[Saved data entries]

---*---

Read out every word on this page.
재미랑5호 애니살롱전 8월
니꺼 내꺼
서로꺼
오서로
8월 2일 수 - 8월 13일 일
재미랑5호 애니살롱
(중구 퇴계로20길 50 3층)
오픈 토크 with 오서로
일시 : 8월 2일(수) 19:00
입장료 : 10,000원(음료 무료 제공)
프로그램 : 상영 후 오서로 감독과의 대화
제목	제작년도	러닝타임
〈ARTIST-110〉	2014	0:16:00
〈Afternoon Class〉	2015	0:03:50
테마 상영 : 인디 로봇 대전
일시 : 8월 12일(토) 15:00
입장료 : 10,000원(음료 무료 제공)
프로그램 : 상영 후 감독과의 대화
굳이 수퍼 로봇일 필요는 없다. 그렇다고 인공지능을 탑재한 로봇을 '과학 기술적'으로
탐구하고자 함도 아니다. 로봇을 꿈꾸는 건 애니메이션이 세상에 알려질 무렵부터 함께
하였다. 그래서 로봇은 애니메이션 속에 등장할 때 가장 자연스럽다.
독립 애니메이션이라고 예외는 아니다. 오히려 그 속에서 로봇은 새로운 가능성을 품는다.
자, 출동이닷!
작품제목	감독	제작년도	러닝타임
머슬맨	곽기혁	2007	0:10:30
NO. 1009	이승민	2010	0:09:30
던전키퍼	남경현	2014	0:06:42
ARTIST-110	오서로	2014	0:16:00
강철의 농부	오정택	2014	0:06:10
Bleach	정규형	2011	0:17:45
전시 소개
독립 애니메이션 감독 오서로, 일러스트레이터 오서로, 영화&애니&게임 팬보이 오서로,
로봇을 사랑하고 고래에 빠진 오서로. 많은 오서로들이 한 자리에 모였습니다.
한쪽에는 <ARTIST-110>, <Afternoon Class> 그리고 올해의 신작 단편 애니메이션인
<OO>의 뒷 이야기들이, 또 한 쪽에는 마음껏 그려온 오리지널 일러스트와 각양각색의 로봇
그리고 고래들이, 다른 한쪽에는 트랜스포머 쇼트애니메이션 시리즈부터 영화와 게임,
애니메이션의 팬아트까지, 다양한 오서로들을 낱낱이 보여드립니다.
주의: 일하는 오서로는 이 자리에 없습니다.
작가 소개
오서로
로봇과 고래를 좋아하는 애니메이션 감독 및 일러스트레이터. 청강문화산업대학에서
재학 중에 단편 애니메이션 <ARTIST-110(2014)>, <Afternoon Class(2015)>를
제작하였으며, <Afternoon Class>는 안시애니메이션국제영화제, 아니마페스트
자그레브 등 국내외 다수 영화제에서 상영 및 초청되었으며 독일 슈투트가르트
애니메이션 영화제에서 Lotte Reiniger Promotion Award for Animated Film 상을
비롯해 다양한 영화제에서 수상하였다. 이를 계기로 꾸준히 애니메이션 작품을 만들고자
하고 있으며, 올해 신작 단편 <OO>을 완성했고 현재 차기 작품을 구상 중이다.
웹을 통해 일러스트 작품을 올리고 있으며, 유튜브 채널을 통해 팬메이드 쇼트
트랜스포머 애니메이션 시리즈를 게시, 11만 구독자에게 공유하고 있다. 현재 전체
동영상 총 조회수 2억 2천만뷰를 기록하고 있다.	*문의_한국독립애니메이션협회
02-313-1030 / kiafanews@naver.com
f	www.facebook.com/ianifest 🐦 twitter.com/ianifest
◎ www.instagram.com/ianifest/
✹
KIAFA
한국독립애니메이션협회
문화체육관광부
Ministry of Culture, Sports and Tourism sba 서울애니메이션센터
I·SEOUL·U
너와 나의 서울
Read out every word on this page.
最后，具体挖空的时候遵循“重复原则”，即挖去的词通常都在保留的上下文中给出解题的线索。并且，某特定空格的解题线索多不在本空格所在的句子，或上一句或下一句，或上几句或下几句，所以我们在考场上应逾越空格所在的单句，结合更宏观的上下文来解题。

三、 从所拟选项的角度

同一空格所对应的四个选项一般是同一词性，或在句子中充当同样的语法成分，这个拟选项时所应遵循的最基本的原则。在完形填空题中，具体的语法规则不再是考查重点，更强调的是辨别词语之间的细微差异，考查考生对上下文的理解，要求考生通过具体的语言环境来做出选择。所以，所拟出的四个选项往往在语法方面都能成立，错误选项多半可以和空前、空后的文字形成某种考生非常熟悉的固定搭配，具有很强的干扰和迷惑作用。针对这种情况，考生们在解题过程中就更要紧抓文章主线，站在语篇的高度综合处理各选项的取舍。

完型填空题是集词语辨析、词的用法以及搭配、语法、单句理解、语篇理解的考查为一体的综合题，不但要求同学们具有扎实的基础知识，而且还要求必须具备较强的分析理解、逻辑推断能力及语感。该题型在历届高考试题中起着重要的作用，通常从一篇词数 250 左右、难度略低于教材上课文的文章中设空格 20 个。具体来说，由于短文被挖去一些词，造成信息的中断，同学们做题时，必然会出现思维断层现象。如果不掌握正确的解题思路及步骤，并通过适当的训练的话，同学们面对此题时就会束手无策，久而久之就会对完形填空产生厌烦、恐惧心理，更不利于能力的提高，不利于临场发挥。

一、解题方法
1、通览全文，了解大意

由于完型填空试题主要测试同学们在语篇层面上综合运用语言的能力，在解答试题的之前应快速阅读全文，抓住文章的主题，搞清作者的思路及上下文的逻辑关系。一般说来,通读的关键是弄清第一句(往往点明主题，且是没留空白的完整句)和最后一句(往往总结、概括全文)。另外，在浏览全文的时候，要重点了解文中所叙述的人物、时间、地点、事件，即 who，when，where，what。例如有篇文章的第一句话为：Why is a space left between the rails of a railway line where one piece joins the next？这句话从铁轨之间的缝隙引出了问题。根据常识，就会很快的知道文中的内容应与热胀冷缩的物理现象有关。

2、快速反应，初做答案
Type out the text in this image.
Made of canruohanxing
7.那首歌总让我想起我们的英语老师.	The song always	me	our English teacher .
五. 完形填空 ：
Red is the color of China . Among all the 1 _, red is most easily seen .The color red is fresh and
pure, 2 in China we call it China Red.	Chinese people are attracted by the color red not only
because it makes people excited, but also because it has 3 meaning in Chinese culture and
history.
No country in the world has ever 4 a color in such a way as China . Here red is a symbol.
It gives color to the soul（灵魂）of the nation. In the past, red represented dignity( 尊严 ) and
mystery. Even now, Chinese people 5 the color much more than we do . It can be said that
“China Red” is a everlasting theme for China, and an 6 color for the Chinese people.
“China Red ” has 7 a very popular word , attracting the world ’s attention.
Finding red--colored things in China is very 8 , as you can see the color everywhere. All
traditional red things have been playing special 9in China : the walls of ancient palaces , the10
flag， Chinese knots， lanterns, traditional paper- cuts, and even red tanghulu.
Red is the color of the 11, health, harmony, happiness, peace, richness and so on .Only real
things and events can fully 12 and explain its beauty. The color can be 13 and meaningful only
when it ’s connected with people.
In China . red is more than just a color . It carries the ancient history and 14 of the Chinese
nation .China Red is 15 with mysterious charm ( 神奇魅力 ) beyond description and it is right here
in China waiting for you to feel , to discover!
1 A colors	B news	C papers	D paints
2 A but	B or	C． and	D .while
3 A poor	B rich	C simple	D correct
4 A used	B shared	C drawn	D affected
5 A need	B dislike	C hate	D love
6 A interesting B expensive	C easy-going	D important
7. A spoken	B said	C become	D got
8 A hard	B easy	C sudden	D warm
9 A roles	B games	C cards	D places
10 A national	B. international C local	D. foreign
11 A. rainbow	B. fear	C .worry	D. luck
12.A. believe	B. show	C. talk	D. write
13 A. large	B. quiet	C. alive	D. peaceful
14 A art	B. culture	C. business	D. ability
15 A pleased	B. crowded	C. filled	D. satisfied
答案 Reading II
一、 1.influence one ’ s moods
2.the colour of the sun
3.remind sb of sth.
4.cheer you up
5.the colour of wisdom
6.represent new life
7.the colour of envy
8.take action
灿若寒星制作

---*---

• _Directions_
Select the lines that carry the string "when" and copy them.

• _Answer to this task_
由于完型填空试题主要测试同学们在语篇层面上综合运用语言的能力，在解答试题的之前应快速阅读全文，抓住文章的主题，搞清作者的思路及上下文的逻辑关系。一般说来,通读的关键是弄清第一句(往往点明主题，且是没留空白的完整句)和最后一句(往往总结、概括全文)。另外，在浏览全文的时候，要重点了解文中所叙述的人物、时间、地点、事件，即 who，when，where，what。例如有篇文章的第一句话为：Why is a space left between the rails of a railway line where one piece joins the next？这句话从铁轨之间的缝隙引出了问题。根据常识，就会很快的知道文中的内容应与热胀冷缩的物理现象有关。
when it ’s connected with people.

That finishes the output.